## ENTRIES PROVIDED

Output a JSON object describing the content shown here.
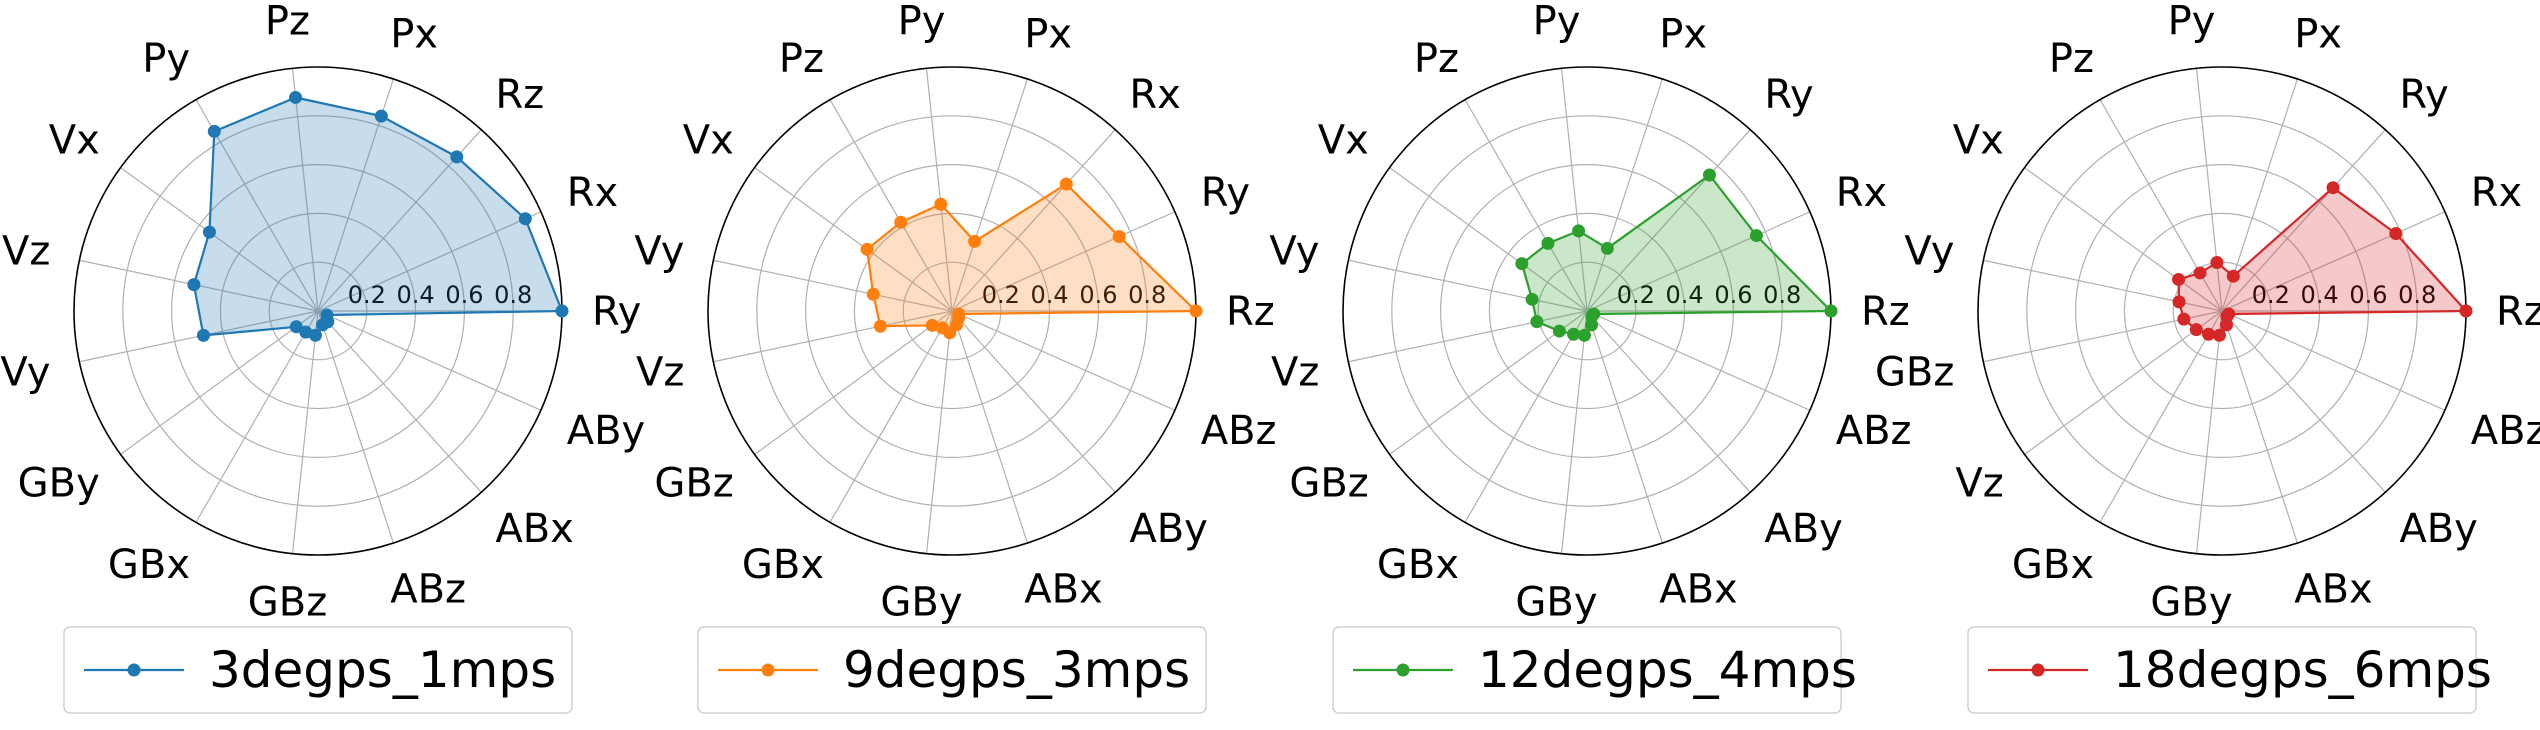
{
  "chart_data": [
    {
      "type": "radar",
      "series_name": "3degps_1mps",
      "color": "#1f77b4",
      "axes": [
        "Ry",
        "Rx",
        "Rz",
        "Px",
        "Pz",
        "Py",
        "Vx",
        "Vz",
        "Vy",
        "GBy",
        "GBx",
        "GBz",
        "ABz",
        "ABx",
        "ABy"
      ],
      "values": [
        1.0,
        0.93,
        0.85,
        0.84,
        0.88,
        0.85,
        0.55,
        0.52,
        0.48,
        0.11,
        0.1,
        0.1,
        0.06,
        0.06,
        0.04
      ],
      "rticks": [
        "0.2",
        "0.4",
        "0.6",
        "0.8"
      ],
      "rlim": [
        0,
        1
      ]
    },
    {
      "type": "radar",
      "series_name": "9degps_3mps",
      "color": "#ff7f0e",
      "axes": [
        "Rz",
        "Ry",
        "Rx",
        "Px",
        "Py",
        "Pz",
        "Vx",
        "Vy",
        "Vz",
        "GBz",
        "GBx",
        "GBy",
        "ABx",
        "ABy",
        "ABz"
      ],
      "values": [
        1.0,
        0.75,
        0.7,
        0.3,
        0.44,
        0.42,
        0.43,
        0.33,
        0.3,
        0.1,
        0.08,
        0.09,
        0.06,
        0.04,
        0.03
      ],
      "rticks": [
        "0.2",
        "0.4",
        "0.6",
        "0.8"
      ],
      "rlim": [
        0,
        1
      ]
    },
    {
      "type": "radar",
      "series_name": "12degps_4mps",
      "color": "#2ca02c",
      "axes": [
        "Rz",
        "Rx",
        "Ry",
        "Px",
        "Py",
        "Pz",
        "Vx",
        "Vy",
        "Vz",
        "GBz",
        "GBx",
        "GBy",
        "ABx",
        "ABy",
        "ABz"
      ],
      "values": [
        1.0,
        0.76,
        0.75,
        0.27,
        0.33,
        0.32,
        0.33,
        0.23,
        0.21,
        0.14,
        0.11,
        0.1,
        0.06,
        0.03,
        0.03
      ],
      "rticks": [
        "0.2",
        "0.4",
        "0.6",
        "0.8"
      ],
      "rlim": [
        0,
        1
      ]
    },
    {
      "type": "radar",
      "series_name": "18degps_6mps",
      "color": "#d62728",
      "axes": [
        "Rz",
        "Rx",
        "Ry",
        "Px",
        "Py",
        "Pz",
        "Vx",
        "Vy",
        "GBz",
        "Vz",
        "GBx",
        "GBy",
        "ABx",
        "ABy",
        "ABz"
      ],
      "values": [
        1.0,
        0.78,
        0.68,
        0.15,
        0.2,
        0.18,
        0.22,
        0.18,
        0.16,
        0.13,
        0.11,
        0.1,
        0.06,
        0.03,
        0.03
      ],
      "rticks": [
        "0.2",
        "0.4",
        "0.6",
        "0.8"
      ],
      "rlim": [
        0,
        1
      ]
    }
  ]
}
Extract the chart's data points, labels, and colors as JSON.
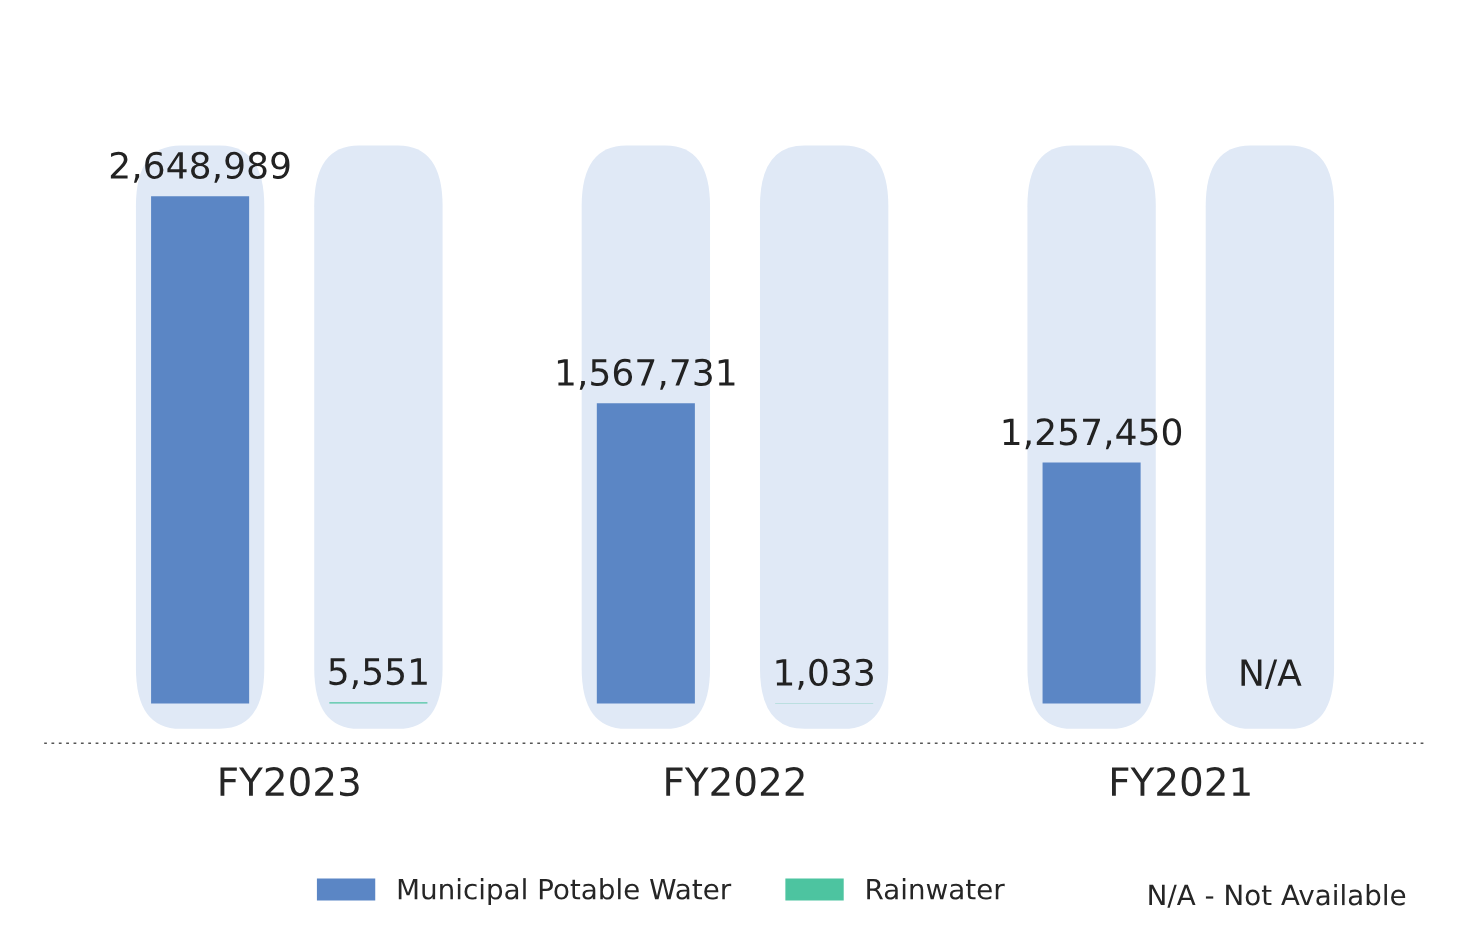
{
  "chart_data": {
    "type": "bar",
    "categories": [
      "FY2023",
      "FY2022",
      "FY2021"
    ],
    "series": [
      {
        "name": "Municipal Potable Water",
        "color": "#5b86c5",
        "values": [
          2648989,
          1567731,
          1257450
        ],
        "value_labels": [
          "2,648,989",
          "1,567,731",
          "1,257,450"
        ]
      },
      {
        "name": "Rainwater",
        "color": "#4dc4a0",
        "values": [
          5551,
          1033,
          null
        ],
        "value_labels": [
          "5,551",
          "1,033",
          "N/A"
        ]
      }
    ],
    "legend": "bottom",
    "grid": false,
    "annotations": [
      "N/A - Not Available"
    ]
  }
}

## EXERCISE
Pictures are not part of the copy. Extract exactly the lines from the line containing "Extract the chart's" through the final line of the entries above, both included.

## OUTPUT
Extract the chart's data points, labels, and colors as JSON.
{
  "chart_data": {
    "type": "bar",
    "categories": [
      "FY2023",
      "FY2022",
      "FY2021"
    ],
    "series": [
      {
        "name": "Municipal Potable Water",
        "color": "#5b86c5",
        "values": [
          2648989,
          1567731,
          1257450
        ],
        "value_labels": [
          "2,648,989",
          "1,567,731",
          "1,257,450"
        ]
      },
      {
        "name": "Rainwater",
        "color": "#4dc4a0",
        "values": [
          5551,
          1033,
          null
        ],
        "value_labels": [
          "5,551",
          "1,033",
          "N/A"
        ]
      }
    ],
    "legend": "bottom",
    "grid": false,
    "annotations": [
      "N/A - Not Available"
    ]
  }
}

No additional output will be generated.